#### [Stated exercise]
Give nothing except the number of lines containing the word "this".

#### [Rows]
# # # # # # #

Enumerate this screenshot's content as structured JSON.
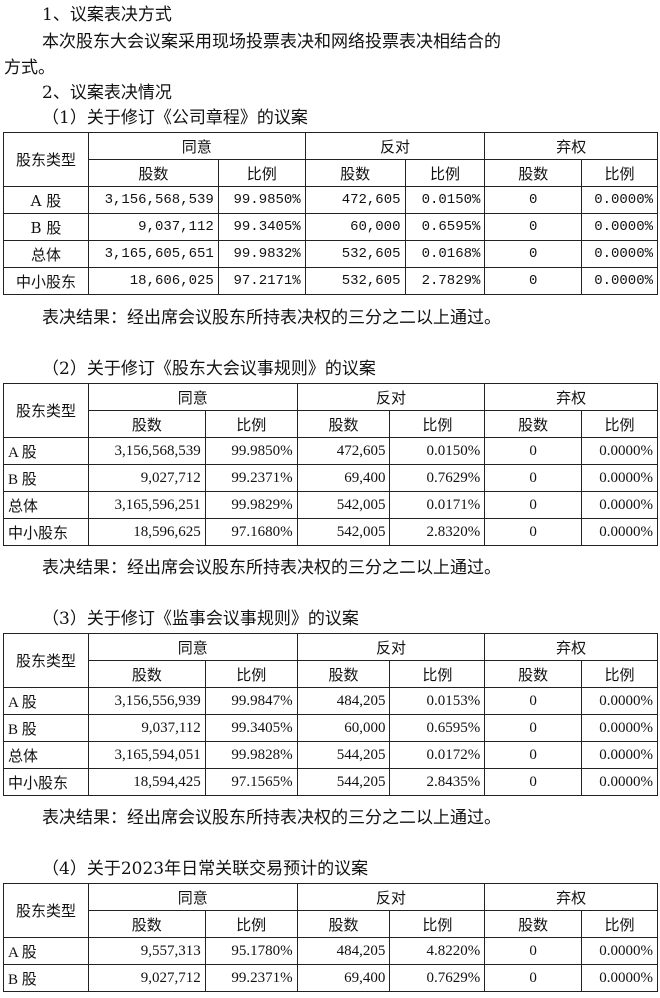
{
  "paragraphs": {
    "p1": "1、议案表决方式",
    "p2": "本次股东大会议案采用现场投票表决和网络投票表决相结合的",
    "p3": "方式。",
    "p4": "2、议案表决情况"
  },
  "header": {
    "type": "股东类型",
    "agree": "同意",
    "oppose": "反对",
    "abstain": "弃权",
    "shares": "股数",
    "ratio": "比例"
  },
  "sections": [
    {
      "title": "（1）关于修订《公司章程》的议案",
      "result": "表决结果：经出席会议股东所持表决权的三分之二以上通过。",
      "rows": [
        [
          "A 股",
          "3,156,568,539",
          "99.9850%",
          "472,605",
          "0.0150%",
          "0",
          "0.0000%"
        ],
        [
          "B 股",
          "9,037,112",
          "99.3405%",
          "60,000",
          "0.6595%",
          "0",
          "0.0000%"
        ],
        [
          "总体",
          "3,165,605,651",
          "99.9832%",
          "532,605",
          "0.0168%",
          "0",
          "0.0000%"
        ],
        [
          "中小股东",
          "18,606,025",
          "97.2171%",
          "532,605",
          "2.7829%",
          "0",
          "0.0000%"
        ]
      ]
    },
    {
      "title": "（2）关于修订《股东大会议事规则》的议案",
      "result": "表决结果：经出席会议股东所持表决权的三分之二以上通过。",
      "rows": [
        [
          "A 股",
          "3,156,568,539",
          "99.9850%",
          "472,605",
          "0.0150%",
          "0",
          "0.0000%"
        ],
        [
          "B 股",
          "9,027,712",
          "99.2371%",
          "69,400",
          "0.7629%",
          "0",
          "0.0000%"
        ],
        [
          "总体",
          "3,165,596,251",
          "99.9829%",
          "542,005",
          "0.0171%",
          "0",
          "0.0000%"
        ],
        [
          "中小股东",
          "18,596,625",
          "97.1680%",
          "542,005",
          "2.8320%",
          "0",
          "0.0000%"
        ]
      ]
    },
    {
      "title": "（3）关于修订《监事会议事规则》的议案",
      "result": "表决结果：经出席会议股东所持表决权的三分之二以上通过。",
      "rows": [
        [
          "A 股",
          "3,156,556,939",
          "99.9847%",
          "484,205",
          "0.0153%",
          "0",
          "0.0000%"
        ],
        [
          "B 股",
          "9,037,112",
          "99.3405%",
          "60,000",
          "0.6595%",
          "0",
          "0.0000%"
        ],
        [
          "总体",
          "3,165,594,051",
          "99.9828%",
          "544,205",
          "0.0172%",
          "0",
          "0.0000%"
        ],
        [
          "中小股东",
          "18,594,425",
          "97.1565%",
          "544,205",
          "2.8435%",
          "0",
          "0.0000%"
        ]
      ]
    },
    {
      "title": "（4）关于2023年日常关联交易预计的议案",
      "result": "",
      "rows": [
        [
          "A 股",
          "9,557,313",
          "95.1780%",
          "484,205",
          "4.8220%",
          "0",
          "0.0000%"
        ],
        [
          "B 股",
          "9,027,712",
          "99.2371%",
          "69,400",
          "0.7629%",
          "0",
          "0.0000%"
        ]
      ]
    }
  ]
}
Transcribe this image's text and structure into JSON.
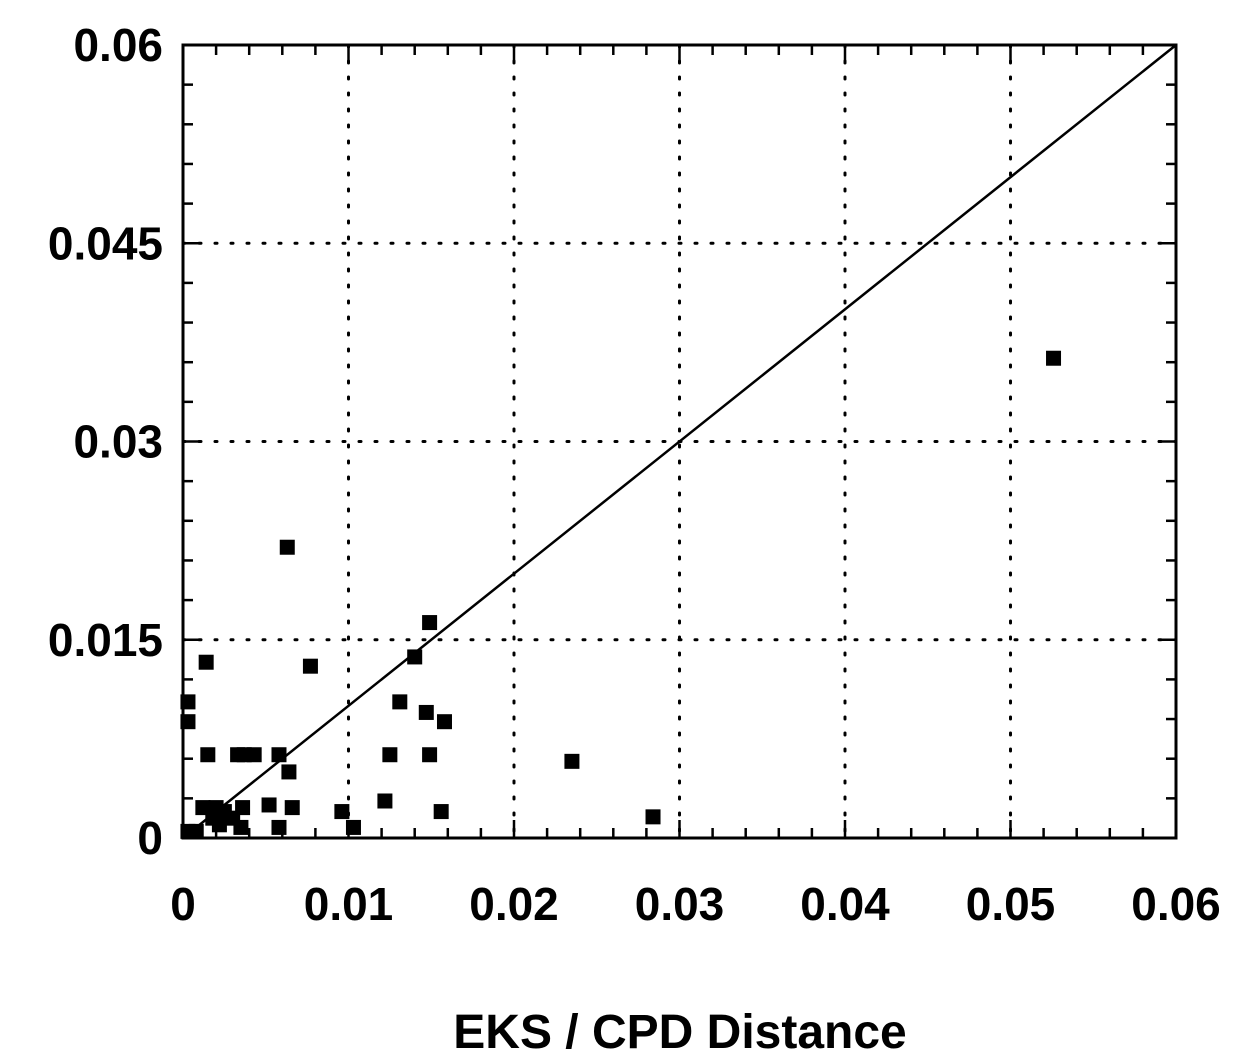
{
  "chart_data": {
    "type": "scatter",
    "xlabel": "EKS / CPD Distance",
    "ylabel": "",
    "xlim": [
      0,
      0.06
    ],
    "ylim": [
      0,
      0.06
    ],
    "x_ticks": [
      0,
      0.01,
      0.02,
      0.03,
      0.04,
      0.05,
      0.06
    ],
    "x_tick_labels": [
      "0",
      "0.01",
      "0.02",
      "0.03",
      "0.04",
      "0.05",
      "0.06"
    ],
    "y_ticks": [
      0,
      0.015,
      0.03,
      0.045,
      0.06
    ],
    "y_tick_labels": [
      "0",
      "0.015",
      "0.03",
      "0.045",
      "0.06"
    ],
    "grid": true,
    "reference_line": {
      "from": [
        0,
        0
      ],
      "to": [
        0.06,
        0.06
      ]
    },
    "series": [
      {
        "points": [
          [
            0.0003,
            0.0103
          ],
          [
            0.0003,
            0.0088
          ],
          [
            0.0003,
            0.0005
          ],
          [
            0.0008,
            0.0005
          ],
          [
            0.0012,
            0.0023
          ],
          [
            0.0014,
            0.0133
          ],
          [
            0.0015,
            0.0063
          ],
          [
            0.0018,
            0.0015
          ],
          [
            0.002,
            0.0023
          ],
          [
            0.0022,
            0.001
          ],
          [
            0.0025,
            0.002
          ],
          [
            0.003,
            0.0015
          ],
          [
            0.0033,
            0.0063
          ],
          [
            0.0035,
            0.0008
          ],
          [
            0.0036,
            0.0023
          ],
          [
            0.0037,
            0.0063
          ],
          [
            0.0043,
            0.0063
          ],
          [
            0.0052,
            0.0025
          ],
          [
            0.0058,
            0.0063
          ],
          [
            0.0058,
            0.0008
          ],
          [
            0.0063,
            0.022
          ],
          [
            0.0064,
            0.005
          ],
          [
            0.0066,
            0.0023
          ],
          [
            0.0077,
            0.013
          ],
          [
            0.0096,
            0.002
          ],
          [
            0.0103,
            0.0008
          ],
          [
            0.0122,
            0.0028
          ],
          [
            0.0125,
            0.0063
          ],
          [
            0.0131,
            0.0103
          ],
          [
            0.014,
            0.0137
          ],
          [
            0.0147,
            0.0095
          ],
          [
            0.0149,
            0.0063
          ],
          [
            0.0149,
            0.0163
          ],
          [
            0.0156,
            0.002
          ],
          [
            0.0158,
            0.0088
          ],
          [
            0.0235,
            0.0058
          ],
          [
            0.0284,
            0.0016
          ],
          [
            0.0526,
            0.0363
          ]
        ]
      }
    ]
  }
}
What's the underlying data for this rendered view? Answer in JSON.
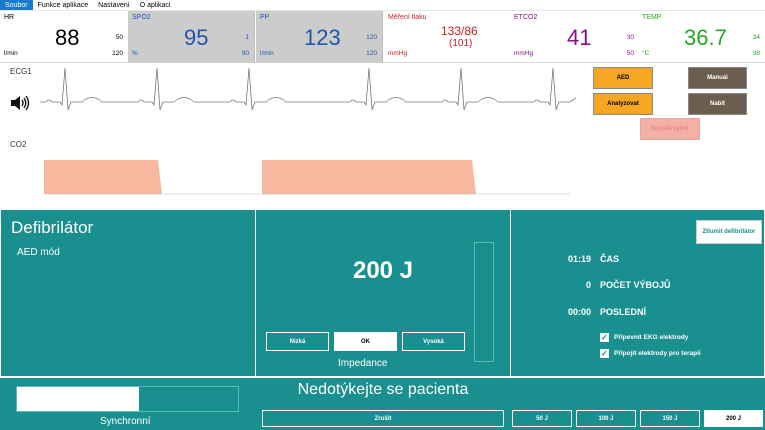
{
  "menu": {
    "items": [
      "Soubor",
      "Funkce aplikace",
      "Nastavení",
      "O aplikaci"
    ],
    "active_index": 0
  },
  "vitals": {
    "hr": {
      "label": "HR",
      "value": "88",
      "high": "50",
      "low": "120",
      "unit": "l/min"
    },
    "spo2": {
      "label": "SPO2",
      "value": "95",
      "high": "1",
      "low": "90",
      "unit": "%"
    },
    "pp": {
      "label": "PP",
      "value": "123",
      "high": "120",
      "low": "120",
      "unit": "l/min"
    },
    "bp": {
      "label": "Měření tlaku",
      "value": "133/86",
      "mean": "(101)",
      "unit": "mmHg"
    },
    "etco2": {
      "label": "ETCO2",
      "value": "41",
      "high": "30",
      "low": "50",
      "unit": "mmHg"
    },
    "temp": {
      "label": "TEMP",
      "value": "36.7",
      "high": "34",
      "low": "38",
      "unit": "°C"
    }
  },
  "waves": {
    "ecg_label": "ECG1",
    "co2_label": "CO2"
  },
  "controls": {
    "aed": "AED",
    "manual": "Manuál",
    "analyze": "Analyzovat",
    "charge": "Nabít",
    "shock": "Spustit výboj"
  },
  "defib": {
    "title": "Defibrilátor",
    "mode": "AED mód",
    "energy": "200 J",
    "impedance_buttons": [
      "Nízká",
      "OK",
      "Vysoká"
    ],
    "impedance_selected": 1,
    "impedance_label": "Impedance",
    "mute_button": "Ztlumit defibrilátor",
    "time_value": "01:19",
    "time_label": "ČAS",
    "shocks_value": "0",
    "shocks_label": "POČET VÝBOJŮ",
    "last_value": "00:00",
    "last_label": "POSLEDNÍ",
    "check1": "Připevnit EKG elektrody",
    "check2": "Připojit elektrody pro terapii"
  },
  "bottom": {
    "warning": "Nedotýkejte se pacienta",
    "sync_label": "Synchronní",
    "sync_progress": 0.55,
    "cancel": "Zrušit",
    "energy_buttons": [
      "50 J",
      "100 J",
      "150 J",
      "200 J"
    ],
    "energy_selected": 3
  },
  "colors": {
    "teal": "#1a8f8f",
    "spo2_blue": "#2255aa",
    "bp_red": "#cc2222",
    "etco2_purple": "#881188",
    "temp_green": "#22aa22",
    "co2_fill": "#f8b8a0"
  }
}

# # # # # # #

#### [Task answer]
3